(The request): Filter the records below for the word "质量方针". Copy each line that holds it.

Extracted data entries
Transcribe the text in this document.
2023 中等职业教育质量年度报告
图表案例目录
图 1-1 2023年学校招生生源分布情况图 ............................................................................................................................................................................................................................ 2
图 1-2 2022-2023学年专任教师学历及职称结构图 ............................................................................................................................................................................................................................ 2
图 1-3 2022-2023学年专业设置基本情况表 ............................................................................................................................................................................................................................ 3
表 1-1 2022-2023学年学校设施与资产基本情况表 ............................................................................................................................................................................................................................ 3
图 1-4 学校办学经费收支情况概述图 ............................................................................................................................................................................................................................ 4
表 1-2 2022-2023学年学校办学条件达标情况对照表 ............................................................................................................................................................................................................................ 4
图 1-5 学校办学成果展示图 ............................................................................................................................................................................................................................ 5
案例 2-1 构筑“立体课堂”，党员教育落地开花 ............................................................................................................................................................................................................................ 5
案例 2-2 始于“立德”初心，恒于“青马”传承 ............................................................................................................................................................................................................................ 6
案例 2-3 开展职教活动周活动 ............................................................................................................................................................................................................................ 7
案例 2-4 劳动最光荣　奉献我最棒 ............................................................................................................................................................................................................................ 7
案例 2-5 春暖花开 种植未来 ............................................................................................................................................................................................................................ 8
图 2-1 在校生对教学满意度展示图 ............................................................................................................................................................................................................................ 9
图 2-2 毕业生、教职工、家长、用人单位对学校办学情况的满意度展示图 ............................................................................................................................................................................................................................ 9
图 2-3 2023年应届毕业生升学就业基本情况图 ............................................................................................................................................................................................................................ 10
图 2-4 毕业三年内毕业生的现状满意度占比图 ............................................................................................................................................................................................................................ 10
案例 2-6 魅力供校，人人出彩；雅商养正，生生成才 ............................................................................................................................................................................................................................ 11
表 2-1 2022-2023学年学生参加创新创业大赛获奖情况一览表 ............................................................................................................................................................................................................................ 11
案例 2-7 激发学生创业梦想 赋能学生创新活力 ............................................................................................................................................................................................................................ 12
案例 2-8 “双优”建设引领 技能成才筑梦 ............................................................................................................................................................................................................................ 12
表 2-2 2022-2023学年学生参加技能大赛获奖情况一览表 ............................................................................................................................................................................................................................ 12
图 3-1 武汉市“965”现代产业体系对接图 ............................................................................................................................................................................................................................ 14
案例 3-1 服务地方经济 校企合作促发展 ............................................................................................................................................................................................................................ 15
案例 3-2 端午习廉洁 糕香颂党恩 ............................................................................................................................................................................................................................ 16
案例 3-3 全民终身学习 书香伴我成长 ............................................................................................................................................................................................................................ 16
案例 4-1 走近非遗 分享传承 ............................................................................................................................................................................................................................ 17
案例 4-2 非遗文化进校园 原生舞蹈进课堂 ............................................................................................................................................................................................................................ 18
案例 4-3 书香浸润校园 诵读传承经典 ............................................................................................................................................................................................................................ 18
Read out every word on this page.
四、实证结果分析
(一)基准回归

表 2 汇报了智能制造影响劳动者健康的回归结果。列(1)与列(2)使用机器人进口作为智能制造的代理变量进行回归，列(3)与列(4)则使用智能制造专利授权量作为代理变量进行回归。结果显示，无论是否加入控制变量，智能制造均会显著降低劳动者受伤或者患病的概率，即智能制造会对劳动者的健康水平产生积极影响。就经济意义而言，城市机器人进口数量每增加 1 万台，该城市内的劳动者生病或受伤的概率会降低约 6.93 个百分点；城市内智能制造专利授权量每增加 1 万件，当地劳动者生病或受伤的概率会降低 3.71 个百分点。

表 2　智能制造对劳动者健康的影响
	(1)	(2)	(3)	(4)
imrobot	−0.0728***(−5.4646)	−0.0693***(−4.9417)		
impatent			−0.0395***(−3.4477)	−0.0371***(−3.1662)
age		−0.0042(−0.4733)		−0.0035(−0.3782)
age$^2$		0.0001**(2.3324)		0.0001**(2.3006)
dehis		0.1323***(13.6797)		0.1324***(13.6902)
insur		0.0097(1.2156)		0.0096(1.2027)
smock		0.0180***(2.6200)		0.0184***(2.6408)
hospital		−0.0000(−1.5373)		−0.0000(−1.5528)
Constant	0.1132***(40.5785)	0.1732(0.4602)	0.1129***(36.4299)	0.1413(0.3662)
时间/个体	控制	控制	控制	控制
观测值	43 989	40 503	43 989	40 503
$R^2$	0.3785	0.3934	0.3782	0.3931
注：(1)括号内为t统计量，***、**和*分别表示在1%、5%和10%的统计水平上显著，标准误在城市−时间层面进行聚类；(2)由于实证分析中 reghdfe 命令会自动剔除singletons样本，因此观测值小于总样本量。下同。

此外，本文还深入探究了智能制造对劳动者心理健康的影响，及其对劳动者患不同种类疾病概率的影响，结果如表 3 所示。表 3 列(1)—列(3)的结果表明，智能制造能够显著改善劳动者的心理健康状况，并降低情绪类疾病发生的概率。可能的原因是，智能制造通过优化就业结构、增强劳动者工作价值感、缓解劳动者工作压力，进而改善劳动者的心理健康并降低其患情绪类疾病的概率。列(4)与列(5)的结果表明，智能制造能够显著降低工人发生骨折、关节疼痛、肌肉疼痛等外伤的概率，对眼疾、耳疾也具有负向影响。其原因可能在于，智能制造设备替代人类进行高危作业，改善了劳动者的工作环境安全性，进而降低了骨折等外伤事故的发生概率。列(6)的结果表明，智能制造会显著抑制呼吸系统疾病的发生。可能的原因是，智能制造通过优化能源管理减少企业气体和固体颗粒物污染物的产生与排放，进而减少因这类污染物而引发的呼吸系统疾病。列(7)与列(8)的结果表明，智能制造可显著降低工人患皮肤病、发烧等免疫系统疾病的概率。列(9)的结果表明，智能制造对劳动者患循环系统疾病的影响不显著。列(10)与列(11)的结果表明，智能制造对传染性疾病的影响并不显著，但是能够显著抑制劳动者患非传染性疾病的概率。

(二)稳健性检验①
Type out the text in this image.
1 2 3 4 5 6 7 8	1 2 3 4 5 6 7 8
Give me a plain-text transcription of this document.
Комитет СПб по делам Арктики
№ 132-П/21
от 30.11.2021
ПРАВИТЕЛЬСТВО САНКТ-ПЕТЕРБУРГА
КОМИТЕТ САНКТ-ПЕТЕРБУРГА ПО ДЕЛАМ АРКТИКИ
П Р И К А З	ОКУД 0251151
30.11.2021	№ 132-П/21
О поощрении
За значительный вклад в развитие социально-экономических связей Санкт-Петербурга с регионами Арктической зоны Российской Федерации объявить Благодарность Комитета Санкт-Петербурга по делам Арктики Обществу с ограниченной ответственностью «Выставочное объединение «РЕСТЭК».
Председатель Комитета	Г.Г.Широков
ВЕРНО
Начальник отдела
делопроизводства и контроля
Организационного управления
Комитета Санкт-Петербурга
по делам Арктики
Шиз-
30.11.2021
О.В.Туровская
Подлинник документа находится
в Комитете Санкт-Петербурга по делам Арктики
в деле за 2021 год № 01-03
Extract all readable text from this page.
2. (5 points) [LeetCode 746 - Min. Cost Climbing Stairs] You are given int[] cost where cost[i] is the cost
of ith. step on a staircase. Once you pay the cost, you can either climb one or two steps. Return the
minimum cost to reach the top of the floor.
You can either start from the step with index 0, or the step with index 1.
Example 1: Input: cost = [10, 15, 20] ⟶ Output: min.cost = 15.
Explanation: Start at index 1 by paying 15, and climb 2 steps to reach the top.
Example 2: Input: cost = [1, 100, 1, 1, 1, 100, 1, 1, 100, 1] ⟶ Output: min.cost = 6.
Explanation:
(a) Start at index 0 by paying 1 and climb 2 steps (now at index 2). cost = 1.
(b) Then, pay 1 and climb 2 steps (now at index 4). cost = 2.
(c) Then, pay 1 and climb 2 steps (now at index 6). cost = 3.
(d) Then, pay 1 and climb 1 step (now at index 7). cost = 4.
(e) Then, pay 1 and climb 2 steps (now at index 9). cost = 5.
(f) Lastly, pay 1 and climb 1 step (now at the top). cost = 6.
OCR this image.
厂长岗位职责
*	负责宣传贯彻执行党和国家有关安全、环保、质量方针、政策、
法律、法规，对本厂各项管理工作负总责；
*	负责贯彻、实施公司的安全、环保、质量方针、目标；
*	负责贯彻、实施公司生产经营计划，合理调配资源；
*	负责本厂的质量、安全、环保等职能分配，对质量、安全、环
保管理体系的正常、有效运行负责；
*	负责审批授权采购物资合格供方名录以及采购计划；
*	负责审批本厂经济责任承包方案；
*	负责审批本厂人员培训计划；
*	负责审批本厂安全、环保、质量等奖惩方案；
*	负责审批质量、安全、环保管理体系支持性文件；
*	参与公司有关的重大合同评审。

(Result of the exercise):
*	负责宣传贯彻执行党和国家有关安全、环保、质量方针、政策、
*	负责贯彻、实施公司的安全、环保、质量方针、目标；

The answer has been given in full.